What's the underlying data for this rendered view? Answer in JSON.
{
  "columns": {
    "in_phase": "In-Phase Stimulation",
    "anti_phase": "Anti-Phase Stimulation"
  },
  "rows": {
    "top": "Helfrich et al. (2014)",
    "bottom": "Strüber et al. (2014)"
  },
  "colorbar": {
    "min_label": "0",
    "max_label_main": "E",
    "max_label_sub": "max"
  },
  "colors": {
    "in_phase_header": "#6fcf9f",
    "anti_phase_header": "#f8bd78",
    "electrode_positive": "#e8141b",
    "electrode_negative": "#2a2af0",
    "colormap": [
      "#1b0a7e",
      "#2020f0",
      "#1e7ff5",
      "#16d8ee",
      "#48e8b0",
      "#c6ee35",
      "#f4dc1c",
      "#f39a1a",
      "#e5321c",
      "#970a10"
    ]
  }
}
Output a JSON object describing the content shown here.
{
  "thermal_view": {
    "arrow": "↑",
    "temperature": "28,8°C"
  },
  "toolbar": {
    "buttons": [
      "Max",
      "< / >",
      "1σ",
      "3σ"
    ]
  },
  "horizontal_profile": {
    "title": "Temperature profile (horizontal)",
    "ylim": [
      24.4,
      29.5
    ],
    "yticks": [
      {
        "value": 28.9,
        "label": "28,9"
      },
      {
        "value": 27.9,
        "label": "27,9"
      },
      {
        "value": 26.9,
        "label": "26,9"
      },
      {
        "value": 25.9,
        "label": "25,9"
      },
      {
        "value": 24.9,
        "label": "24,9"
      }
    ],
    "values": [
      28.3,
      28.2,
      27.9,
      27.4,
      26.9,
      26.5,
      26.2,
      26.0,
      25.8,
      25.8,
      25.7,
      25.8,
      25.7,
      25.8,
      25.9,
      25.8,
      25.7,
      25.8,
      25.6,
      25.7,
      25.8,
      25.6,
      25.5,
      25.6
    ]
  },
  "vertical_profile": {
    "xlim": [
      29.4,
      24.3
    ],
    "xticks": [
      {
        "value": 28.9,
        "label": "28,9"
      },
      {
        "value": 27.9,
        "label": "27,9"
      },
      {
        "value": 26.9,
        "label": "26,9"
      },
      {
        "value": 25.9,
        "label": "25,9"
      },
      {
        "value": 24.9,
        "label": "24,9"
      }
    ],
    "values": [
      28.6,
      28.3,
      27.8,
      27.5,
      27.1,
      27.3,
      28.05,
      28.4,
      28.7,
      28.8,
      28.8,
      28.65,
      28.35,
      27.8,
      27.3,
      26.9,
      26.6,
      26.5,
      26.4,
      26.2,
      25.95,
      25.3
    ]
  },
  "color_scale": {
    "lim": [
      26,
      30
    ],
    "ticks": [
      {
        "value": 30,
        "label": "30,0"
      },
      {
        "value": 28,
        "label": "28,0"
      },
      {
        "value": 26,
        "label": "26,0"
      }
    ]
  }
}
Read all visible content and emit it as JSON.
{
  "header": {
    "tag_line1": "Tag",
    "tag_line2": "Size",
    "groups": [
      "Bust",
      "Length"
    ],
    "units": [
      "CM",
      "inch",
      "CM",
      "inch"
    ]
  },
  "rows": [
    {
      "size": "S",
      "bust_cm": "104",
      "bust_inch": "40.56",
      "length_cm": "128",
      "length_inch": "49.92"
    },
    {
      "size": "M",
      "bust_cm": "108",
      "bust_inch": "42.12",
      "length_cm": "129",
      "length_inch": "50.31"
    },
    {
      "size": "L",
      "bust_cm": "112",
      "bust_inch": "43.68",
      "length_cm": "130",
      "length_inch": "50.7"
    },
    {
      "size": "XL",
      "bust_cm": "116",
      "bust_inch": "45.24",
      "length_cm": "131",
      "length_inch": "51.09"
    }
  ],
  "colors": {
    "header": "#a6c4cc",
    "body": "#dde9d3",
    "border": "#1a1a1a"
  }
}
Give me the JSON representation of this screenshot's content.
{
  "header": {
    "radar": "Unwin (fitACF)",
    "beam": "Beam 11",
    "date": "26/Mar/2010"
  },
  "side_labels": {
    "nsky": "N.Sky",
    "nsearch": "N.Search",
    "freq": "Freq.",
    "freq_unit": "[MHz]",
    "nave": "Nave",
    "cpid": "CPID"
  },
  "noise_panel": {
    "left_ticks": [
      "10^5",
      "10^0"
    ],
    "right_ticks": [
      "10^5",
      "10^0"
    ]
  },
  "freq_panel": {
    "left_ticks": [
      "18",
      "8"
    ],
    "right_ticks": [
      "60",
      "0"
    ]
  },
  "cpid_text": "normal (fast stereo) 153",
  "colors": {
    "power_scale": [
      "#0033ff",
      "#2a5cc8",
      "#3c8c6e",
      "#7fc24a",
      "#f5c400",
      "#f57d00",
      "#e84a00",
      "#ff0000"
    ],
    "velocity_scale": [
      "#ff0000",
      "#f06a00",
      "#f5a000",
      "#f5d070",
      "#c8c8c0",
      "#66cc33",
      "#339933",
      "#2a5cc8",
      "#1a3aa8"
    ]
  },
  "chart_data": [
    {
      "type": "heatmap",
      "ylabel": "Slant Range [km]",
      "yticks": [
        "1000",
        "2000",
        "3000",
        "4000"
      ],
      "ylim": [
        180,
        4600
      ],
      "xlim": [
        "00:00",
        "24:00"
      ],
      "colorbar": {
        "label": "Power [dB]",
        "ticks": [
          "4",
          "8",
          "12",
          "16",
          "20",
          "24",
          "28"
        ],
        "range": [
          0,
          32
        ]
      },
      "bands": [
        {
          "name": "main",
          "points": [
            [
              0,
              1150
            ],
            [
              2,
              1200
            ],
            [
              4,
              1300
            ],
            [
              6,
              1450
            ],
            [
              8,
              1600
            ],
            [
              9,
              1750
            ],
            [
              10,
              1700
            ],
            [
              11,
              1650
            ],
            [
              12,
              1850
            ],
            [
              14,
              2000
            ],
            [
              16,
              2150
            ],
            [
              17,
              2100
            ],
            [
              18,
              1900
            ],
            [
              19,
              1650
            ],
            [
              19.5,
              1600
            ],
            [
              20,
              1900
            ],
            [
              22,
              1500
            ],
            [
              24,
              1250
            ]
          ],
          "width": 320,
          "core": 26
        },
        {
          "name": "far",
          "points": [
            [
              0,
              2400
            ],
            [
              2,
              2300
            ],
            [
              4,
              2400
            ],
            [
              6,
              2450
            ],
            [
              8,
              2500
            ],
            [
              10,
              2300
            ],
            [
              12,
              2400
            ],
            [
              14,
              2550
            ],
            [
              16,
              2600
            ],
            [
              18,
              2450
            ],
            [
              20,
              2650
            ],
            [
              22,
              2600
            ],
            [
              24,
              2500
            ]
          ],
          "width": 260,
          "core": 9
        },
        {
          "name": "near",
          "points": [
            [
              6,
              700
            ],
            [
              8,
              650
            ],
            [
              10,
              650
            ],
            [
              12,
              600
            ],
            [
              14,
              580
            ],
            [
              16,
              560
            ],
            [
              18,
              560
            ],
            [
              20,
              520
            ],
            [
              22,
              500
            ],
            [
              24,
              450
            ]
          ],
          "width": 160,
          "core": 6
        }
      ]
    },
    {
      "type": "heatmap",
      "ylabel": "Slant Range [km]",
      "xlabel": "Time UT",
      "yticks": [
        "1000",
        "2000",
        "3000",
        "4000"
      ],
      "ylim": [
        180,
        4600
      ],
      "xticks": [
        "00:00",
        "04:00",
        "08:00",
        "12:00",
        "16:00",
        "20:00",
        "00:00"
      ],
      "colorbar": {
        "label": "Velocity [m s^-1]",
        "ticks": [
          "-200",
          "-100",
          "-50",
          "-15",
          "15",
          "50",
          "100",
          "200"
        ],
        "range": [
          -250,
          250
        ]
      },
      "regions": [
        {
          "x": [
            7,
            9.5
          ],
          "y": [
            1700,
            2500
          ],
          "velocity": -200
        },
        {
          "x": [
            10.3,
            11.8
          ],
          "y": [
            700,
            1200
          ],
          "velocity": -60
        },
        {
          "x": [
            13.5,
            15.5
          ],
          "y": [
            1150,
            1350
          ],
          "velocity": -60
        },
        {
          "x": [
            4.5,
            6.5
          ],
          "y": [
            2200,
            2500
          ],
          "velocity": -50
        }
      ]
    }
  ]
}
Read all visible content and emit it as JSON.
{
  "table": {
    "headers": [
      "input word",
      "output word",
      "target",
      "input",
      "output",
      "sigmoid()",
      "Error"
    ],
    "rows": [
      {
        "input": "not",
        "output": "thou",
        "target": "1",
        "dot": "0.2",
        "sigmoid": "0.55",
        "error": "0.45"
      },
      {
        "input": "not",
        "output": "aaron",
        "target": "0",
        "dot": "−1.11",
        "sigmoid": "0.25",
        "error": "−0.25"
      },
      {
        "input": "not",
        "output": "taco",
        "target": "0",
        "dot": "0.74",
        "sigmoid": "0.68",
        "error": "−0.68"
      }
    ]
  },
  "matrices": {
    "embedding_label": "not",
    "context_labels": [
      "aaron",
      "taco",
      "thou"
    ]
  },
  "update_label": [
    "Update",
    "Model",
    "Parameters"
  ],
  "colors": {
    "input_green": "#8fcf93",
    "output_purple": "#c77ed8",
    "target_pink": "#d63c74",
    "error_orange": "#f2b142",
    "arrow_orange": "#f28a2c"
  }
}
★ ★ ★ ★ ★
• [Set problem]:
Search the data for "this". Copy every matching line.

• [Full output]:
What's the underlying data for this rendered view? Answer in JSON.
Give me the JSON representation of this screenshot's content.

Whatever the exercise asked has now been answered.